> Given exercise
What is the number of lines in the data holding the word "this"? Give that number by itself.

Records about charts and figures:
* BEGIN *

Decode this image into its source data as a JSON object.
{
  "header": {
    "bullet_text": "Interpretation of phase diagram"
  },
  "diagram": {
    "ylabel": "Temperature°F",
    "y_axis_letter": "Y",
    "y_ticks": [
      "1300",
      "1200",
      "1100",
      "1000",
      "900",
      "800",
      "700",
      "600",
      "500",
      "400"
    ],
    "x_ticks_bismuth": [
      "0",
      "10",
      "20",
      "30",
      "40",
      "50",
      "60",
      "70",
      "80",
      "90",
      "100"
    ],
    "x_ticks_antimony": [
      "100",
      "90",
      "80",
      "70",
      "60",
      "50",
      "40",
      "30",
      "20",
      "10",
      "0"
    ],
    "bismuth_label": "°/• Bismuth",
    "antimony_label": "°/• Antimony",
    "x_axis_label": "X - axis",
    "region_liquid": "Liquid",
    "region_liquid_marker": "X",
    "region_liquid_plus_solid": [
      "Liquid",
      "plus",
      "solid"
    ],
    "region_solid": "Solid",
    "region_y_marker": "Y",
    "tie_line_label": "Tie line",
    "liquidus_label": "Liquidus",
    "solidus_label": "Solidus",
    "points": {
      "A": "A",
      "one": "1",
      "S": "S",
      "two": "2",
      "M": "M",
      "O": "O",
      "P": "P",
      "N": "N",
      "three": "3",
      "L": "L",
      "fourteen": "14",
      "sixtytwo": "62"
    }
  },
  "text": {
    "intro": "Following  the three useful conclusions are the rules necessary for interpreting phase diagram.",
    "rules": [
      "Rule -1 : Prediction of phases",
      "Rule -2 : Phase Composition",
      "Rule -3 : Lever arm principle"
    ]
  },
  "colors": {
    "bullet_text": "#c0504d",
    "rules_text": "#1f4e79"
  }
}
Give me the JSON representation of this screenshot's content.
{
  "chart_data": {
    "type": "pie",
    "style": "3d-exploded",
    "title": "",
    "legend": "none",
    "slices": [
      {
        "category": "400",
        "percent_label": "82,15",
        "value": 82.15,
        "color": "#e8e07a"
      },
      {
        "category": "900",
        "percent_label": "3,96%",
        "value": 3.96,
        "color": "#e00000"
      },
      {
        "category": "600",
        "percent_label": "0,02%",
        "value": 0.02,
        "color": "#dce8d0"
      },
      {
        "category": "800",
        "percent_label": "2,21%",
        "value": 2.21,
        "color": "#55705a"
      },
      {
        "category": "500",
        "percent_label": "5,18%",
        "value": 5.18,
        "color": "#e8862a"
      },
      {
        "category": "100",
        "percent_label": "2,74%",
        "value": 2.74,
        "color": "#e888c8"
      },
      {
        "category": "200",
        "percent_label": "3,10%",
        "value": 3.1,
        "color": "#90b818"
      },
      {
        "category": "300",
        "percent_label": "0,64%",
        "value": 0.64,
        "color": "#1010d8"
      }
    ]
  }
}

* END *

> Final result
2